**WRITTEN EXERCISE**
Each record must be reproduced exactly as it is shown.
+ + + +
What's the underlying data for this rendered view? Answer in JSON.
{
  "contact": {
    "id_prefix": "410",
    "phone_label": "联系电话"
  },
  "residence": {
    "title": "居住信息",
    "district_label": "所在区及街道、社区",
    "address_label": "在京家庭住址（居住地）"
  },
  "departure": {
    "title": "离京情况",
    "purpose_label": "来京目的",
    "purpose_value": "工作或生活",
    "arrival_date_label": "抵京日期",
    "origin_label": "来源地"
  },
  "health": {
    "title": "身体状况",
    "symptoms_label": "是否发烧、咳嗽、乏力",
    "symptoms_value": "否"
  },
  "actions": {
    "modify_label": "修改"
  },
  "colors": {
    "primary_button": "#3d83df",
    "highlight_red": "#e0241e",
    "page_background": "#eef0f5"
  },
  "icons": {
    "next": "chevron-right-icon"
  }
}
+ + + +
**WRITTEN ANSWER**
What's the underlying data for this rendered view? Answer in JSON.
{
  "contact": {
    "id_prefix": "410",
    "phone_label": "联系电话"
  },
  "residence": {
    "title": "居住信息",
    "district_label": "所在区及街道、社区",
    "address_label": "在京家庭住址（居住地）"
  },
  "departure": {
    "title": "离京情况",
    "purpose_label": "来京目的",
    "purpose_value": "工作或生活",
    "arrival_date_label": "抵京日期",
    "origin_label": "来源地"
  },
  "health": {
    "title": "身体状况",
    "symptoms_label": "是否发烧、咳嗽、乏力",
    "symptoms_value": "否"
  },
  "actions": {
    "modify_label": "修改"
  },
  "colors": {
    "primary_button": "#3d83df",
    "highlight_red": "#e0241e",
    "page_background": "#eef0f5"
  },
  "icons": {
    "next": "chevron-right-icon"
  }
}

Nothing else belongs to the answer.